_Input rows_.
# # # # # # #

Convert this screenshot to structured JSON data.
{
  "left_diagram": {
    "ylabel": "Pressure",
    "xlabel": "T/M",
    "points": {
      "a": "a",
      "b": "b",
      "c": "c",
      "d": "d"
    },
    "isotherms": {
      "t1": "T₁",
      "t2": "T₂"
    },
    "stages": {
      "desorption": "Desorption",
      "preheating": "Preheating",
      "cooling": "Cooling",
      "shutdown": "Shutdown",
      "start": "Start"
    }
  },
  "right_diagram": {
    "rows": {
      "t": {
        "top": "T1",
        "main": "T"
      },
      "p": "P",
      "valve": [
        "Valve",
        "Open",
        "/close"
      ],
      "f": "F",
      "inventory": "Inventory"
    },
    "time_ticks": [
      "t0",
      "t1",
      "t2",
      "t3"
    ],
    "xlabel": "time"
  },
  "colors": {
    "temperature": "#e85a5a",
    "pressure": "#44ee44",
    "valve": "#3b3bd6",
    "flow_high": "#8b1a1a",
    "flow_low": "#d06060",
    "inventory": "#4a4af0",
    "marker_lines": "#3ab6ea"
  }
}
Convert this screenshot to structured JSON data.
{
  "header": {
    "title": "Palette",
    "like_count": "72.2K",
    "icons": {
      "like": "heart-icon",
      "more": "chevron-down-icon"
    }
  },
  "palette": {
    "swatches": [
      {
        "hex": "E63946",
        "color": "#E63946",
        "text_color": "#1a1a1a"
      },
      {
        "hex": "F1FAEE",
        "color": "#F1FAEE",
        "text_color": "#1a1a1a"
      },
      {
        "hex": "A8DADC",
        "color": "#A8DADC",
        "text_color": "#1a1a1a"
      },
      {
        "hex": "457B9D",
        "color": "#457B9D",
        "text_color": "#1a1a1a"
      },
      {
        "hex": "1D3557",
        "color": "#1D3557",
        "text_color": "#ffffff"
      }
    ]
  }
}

# # # # # # #

_Problem statement_.
Give the listing again, word for word.

_Finished answer_.
Convert this screenshot to structured JSON data.
{
  "left_diagram": {
    "ylabel": "Pressure",
    "xlabel": "T/M",
    "points": {
      "a": "a",
      "b": "b",
      "c": "c",
      "d": "d"
    },
    "isotherms": {
      "t1": "T₁",
      "t2": "T₂"
    },
    "stages": {
      "desorption": "Desorption",
      "preheating": "Preheating",
      "cooling": "Cooling",
      "shutdown": "Shutdown",
      "start": "Start"
    }
  },
  "right_diagram": {
    "rows": {
      "t": {
        "top": "T1",
        "main": "T"
      },
      "p": "P",
      "valve": [
        "Valve",
        "Open",
        "/close"
      ],
      "f": "F",
      "inventory": "Inventory"
    },
    "time_ticks": [
      "t0",
      "t1",
      "t2",
      "t3"
    ],
    "xlabel": "time"
  },
  "colors": {
    "temperature": "#e85a5a",
    "pressure": "#44ee44",
    "valve": "#3b3bd6",
    "flow_high": "#8b1a1a",
    "flow_low": "#d06060",
    "inventory": "#4a4af0",
    "marker_lines": "#3ab6ea"
  }
}
Convert this screenshot to structured JSON data.
{
  "header": {
    "title": "Palette",
    "like_count": "72.2K",
    "icons": {
      "like": "heart-icon",
      "more": "chevron-down-icon"
    }
  },
  "palette": {
    "swatches": [
      {
        "hex": "E63946",
        "color": "#E63946",
        "text_color": "#1a1a1a"
      },
      {
        "hex": "F1FAEE",
        "color": "#F1FAEE",
        "text_color": "#1a1a1a"
      },
      {
        "hex": "A8DADC",
        "color": "#A8DADC",
        "text_color": "#1a1a1a"
      },
      {
        "hex": "457B9D",
        "color": "#457B9D",
        "text_color": "#1a1a1a"
      },
      {
        "hex": "1D3557",
        "color": "#1D3557",
        "text_color": "#ffffff"
      }
    ]
  }
}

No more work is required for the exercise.